(Records from a collection of figures)

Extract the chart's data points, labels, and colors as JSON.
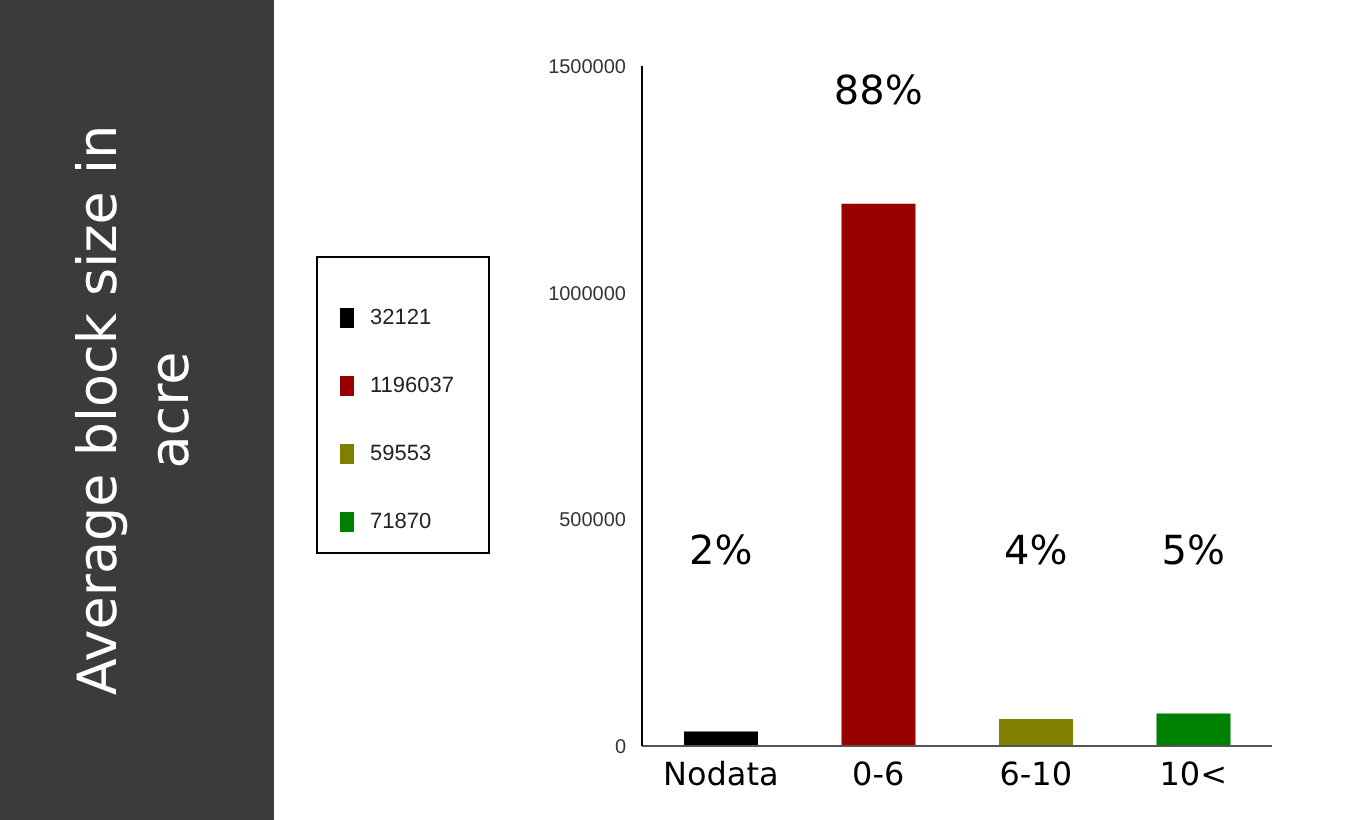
{
  "chart_data": {
    "type": "bar",
    "categories": [
      "Nodata",
      "0-6",
      "6-10",
      "10<"
    ],
    "stacked": true,
    "series": [
      {
        "name": "32121",
        "color": "#000000",
        "values": [
          32121,
          null,
          null,
          null
        ]
      },
      {
        "name": "1196037",
        "color": "#990000",
        "values": [
          null,
          1196037,
          null,
          null
        ]
      },
      {
        "name": "59553",
        "color": "#808000",
        "values": [
          null,
          null,
          59553,
          null
        ]
      },
      {
        "name": "71870",
        "color": "#008000",
        "values": [
          null,
          null,
          null,
          71870
        ]
      }
    ],
    "annotations": [
      "Average block size in acre",
      "2%",
      "88%",
      "4%",
      "5%"
    ],
    "ylim": [
      0,
      1500000
    ],
    "yticks": [
      0,
      500000,
      1000000,
      1500000
    ],
    "grid": false,
    "legend": "left"
  }
}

- **Short task**
Extract every line above that contains the word "name".

- **Answer to the exercise**
        "name": "32121",
        "name": "1196037",
        "name": "59553",
        "name": "71870",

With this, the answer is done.